• Goal of the exercise
How many lines of these entries hold the string "Anual"? Reply with the number alone.

• Supplied entries
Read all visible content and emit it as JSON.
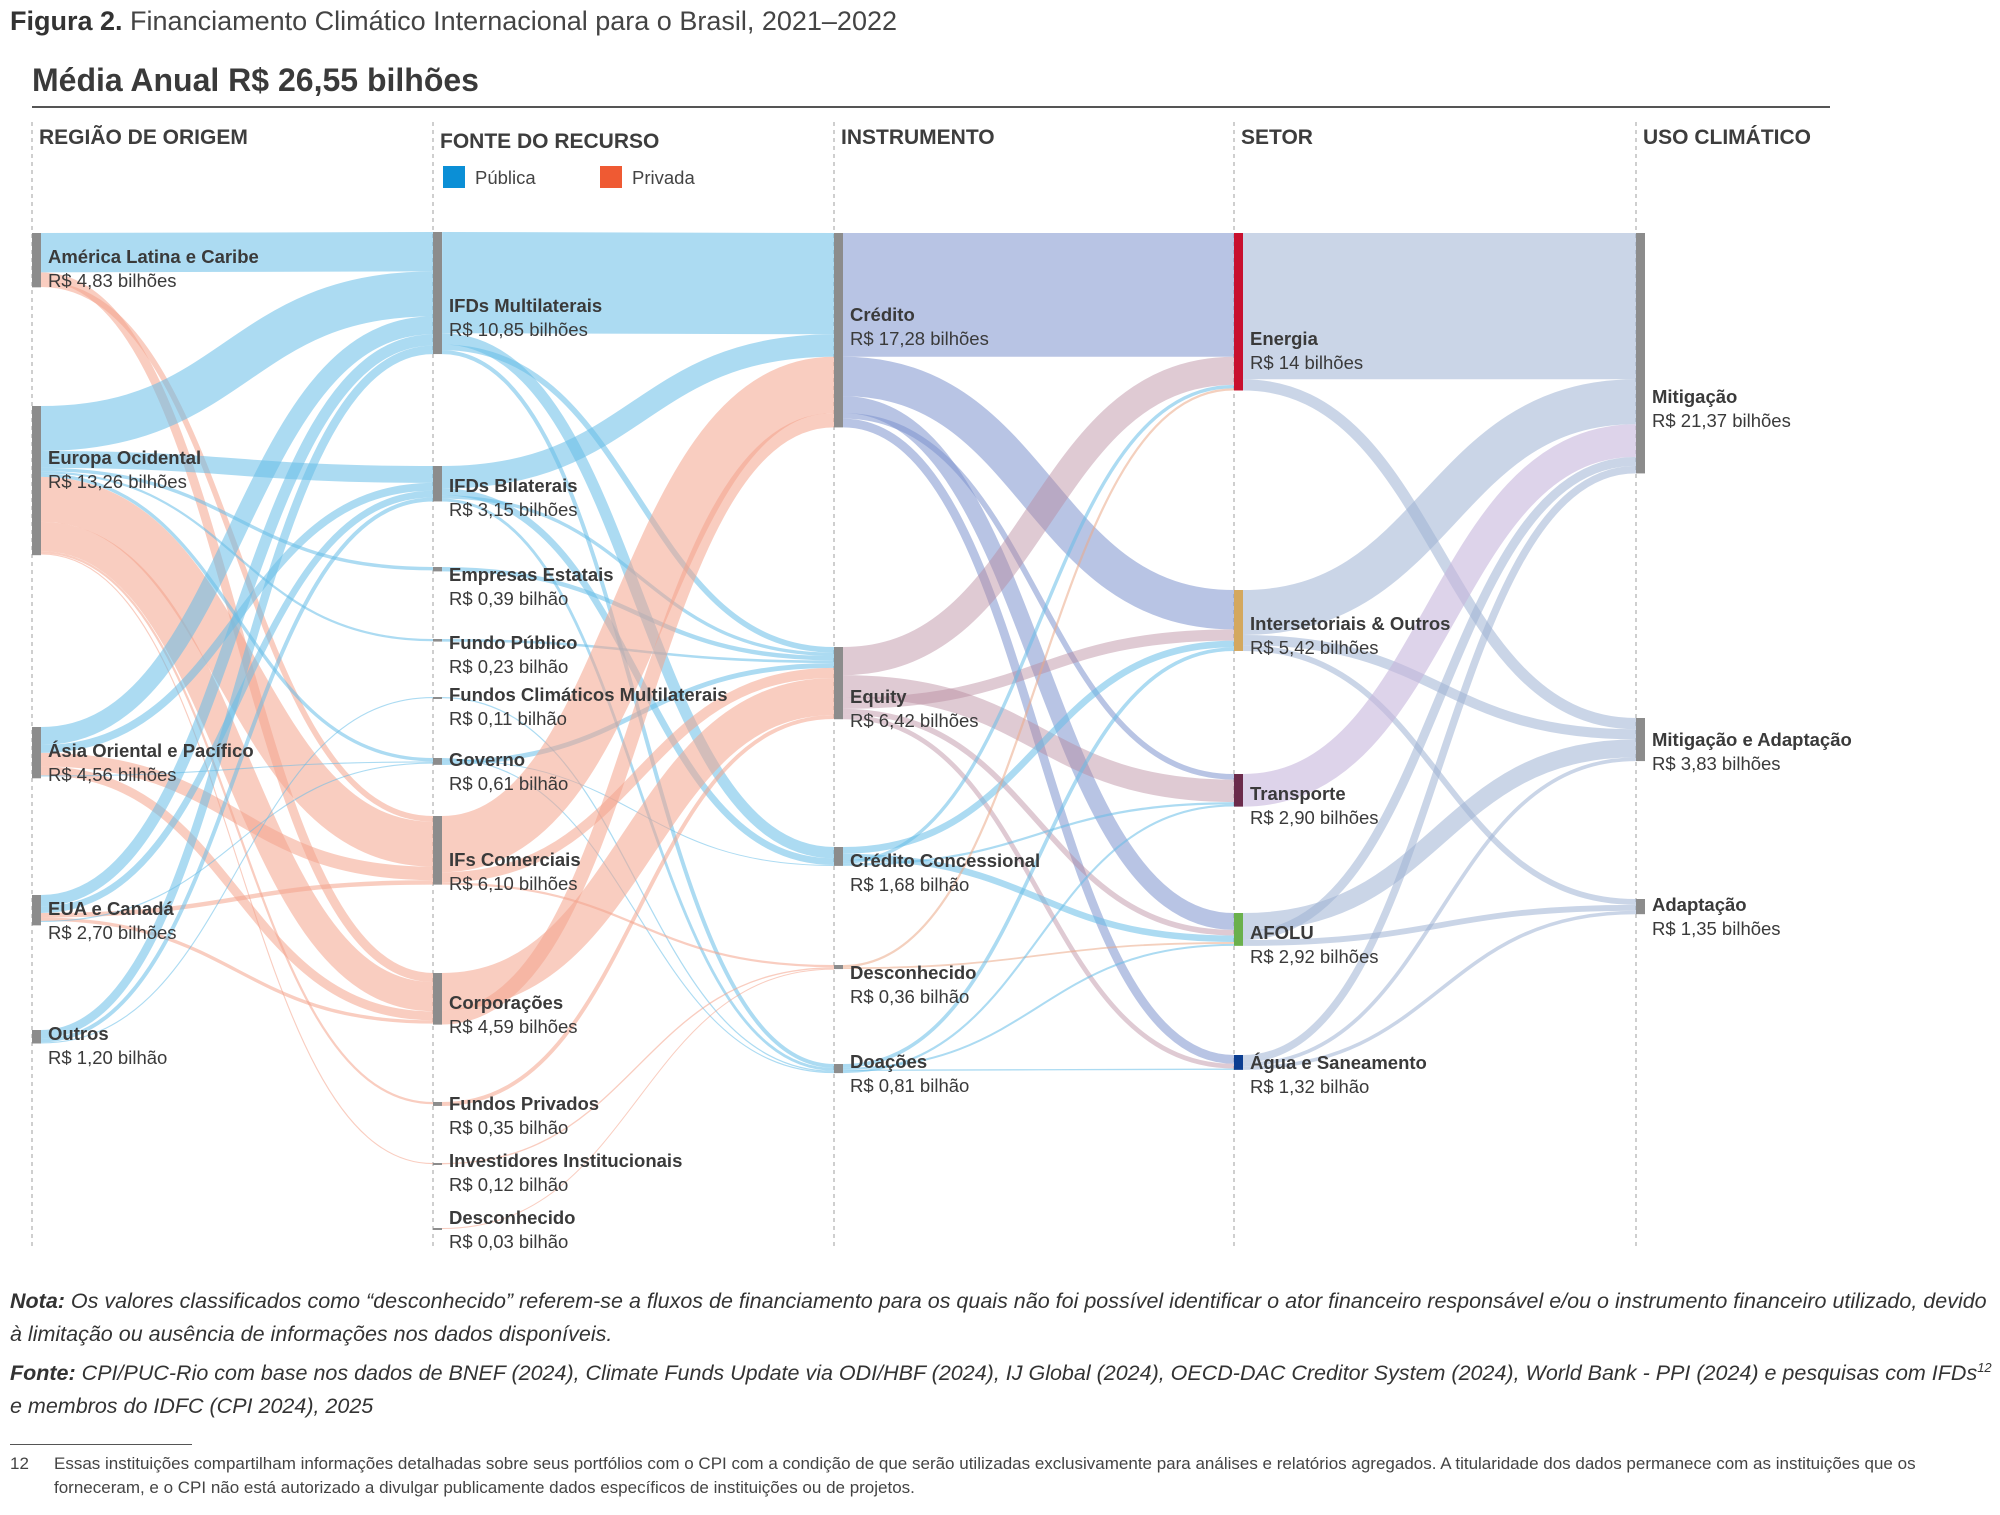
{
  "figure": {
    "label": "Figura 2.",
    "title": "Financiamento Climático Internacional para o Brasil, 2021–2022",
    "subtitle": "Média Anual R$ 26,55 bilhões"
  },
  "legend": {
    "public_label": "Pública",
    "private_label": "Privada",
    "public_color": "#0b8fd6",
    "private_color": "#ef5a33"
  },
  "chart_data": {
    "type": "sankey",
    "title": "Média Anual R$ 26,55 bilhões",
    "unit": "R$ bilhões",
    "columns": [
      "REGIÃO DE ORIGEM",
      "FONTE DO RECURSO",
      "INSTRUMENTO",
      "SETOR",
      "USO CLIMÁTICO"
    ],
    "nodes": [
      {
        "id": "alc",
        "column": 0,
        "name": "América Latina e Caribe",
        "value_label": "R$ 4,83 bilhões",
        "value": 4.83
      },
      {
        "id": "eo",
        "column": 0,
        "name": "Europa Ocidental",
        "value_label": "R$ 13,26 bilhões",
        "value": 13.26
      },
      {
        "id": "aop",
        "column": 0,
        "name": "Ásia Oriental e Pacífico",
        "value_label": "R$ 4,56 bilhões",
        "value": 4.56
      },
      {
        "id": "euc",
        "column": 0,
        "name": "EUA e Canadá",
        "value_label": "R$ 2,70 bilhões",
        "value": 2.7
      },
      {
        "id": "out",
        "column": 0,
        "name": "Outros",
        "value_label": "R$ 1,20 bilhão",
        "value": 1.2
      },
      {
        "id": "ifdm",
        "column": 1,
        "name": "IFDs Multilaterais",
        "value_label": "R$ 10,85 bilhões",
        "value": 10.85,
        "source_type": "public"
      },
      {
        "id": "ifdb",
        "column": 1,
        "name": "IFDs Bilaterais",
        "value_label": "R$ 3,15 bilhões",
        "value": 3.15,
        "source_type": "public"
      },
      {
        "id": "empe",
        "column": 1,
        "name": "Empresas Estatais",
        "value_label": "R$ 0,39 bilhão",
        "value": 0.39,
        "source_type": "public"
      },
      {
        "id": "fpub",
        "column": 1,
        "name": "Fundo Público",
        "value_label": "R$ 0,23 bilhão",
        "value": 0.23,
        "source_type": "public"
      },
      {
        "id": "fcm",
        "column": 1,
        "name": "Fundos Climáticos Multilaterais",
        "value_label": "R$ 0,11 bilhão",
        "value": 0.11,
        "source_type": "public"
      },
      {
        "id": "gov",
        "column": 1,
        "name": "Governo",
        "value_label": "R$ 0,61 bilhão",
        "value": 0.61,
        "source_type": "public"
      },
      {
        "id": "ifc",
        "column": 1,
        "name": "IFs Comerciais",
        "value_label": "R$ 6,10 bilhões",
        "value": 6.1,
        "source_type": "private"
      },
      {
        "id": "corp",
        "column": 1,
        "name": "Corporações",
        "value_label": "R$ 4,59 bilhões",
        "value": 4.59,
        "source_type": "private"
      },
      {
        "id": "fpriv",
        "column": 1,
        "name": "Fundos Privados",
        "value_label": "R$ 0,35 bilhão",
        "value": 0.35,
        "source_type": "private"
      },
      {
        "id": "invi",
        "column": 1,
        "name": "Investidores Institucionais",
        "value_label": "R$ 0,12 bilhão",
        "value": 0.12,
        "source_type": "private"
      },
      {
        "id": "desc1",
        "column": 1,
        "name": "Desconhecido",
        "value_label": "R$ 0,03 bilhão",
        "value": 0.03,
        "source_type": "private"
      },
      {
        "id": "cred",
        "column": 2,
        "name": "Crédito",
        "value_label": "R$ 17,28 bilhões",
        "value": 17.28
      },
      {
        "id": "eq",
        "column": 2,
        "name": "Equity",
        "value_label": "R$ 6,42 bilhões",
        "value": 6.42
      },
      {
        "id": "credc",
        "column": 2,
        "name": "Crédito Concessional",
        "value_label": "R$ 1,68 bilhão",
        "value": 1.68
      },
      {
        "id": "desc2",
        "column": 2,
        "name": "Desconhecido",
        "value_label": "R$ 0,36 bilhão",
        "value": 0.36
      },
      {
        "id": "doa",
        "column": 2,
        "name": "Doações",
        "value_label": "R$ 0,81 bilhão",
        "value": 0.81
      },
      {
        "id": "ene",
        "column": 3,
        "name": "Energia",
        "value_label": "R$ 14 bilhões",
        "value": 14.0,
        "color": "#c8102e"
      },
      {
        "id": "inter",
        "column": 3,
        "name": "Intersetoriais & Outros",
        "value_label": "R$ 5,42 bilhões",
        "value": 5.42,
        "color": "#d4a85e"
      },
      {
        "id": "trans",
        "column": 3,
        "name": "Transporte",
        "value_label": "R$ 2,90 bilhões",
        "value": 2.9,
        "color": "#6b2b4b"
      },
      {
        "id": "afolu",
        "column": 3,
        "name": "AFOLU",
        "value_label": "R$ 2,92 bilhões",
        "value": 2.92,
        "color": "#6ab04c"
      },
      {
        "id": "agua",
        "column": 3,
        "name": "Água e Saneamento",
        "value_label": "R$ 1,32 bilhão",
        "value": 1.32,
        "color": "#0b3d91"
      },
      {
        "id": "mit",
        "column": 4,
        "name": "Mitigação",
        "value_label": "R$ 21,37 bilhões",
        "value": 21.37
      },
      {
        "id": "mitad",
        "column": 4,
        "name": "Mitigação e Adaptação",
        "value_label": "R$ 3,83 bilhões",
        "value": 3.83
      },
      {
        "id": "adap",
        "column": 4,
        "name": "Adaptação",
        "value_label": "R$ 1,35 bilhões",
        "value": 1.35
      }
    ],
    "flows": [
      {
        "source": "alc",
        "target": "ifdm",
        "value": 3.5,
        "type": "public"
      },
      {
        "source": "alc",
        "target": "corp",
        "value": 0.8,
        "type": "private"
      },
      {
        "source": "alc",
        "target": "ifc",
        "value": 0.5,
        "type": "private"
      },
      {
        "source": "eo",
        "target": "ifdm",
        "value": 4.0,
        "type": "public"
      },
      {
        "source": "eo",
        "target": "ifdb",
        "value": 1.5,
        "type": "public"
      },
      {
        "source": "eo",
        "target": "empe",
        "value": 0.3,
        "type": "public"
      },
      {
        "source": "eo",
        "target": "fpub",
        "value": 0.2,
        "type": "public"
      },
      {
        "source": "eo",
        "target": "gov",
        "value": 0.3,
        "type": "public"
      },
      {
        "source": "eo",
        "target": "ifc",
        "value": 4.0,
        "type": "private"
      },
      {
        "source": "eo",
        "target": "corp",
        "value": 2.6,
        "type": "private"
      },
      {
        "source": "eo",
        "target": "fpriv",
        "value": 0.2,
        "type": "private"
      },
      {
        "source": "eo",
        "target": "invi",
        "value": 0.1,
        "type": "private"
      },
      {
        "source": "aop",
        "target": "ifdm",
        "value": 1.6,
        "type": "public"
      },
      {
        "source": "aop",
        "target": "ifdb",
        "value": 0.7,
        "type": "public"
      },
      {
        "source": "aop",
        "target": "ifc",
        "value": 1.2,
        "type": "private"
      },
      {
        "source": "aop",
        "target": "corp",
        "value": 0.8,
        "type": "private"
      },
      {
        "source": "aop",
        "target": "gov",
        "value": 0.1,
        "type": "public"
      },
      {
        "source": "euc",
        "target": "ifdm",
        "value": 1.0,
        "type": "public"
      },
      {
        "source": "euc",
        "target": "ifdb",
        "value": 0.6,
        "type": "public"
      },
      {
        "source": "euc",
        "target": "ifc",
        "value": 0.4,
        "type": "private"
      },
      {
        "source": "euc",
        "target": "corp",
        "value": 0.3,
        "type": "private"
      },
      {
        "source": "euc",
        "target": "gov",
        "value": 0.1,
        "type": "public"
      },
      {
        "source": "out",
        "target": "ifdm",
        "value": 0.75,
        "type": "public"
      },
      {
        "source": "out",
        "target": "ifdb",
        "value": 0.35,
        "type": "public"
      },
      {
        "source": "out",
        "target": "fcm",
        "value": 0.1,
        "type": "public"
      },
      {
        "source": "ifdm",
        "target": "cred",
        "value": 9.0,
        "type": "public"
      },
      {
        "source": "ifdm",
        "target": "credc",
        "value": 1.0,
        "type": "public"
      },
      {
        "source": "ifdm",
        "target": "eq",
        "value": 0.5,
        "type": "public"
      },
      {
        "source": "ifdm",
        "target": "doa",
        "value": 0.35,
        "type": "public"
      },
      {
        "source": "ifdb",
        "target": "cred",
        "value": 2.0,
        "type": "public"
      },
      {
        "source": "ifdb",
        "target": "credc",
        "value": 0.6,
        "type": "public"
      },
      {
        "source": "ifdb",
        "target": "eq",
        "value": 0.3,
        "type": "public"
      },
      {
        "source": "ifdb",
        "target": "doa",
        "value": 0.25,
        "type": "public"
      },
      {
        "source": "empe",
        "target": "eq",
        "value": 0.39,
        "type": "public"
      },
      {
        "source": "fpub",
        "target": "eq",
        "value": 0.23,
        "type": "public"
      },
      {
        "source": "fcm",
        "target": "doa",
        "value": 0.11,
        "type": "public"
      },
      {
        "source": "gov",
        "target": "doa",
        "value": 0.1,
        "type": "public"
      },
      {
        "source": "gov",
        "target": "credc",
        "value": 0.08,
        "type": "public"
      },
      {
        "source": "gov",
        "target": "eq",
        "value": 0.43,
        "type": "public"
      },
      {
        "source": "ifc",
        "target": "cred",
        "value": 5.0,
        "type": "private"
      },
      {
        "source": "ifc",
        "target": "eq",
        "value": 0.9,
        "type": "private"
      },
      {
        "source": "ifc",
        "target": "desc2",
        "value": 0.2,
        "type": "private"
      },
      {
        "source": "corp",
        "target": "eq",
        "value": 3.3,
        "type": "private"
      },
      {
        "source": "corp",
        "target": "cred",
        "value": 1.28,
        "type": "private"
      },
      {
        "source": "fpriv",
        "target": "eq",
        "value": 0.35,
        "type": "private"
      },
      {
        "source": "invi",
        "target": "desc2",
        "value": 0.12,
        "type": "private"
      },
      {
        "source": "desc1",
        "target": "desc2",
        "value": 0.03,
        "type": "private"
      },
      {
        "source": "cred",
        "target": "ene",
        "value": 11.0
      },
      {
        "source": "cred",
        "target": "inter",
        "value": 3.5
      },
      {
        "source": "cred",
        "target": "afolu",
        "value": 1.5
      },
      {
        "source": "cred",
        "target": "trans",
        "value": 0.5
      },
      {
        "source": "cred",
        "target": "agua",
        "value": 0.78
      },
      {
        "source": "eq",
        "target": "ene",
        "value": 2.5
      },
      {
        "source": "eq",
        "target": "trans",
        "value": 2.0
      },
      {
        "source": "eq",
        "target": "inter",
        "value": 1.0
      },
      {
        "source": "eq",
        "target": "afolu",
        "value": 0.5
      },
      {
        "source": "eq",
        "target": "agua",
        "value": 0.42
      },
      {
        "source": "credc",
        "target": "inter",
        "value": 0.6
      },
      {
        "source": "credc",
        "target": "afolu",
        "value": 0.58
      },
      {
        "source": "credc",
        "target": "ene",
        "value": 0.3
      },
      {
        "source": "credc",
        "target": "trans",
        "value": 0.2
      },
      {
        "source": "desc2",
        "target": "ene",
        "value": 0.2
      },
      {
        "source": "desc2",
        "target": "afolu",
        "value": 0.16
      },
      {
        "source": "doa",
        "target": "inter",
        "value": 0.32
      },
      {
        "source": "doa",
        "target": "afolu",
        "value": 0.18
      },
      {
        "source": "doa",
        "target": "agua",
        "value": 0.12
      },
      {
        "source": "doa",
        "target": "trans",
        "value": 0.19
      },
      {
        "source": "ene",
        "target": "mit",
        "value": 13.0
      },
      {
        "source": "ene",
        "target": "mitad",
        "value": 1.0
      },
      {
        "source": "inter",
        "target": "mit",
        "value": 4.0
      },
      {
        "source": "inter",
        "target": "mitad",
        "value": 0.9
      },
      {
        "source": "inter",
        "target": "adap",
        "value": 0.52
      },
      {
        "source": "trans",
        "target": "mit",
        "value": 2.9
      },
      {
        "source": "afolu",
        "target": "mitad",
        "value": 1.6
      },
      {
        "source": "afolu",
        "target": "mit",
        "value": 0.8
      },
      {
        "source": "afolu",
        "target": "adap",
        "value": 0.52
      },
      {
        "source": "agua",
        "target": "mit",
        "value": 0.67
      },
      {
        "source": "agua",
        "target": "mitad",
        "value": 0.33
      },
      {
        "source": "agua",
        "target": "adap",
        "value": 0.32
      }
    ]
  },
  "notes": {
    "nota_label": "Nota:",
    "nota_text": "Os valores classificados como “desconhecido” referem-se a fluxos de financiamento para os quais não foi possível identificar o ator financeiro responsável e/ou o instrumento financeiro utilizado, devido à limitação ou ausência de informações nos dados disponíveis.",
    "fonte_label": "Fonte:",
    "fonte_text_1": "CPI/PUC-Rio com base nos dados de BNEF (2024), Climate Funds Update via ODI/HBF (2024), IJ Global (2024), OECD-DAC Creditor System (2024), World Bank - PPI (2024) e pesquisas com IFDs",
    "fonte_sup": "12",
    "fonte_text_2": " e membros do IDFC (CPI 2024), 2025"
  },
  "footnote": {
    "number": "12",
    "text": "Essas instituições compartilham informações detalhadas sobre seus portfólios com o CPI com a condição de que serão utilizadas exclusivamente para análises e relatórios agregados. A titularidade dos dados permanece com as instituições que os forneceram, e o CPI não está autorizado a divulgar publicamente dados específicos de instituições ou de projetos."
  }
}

• Written reply
2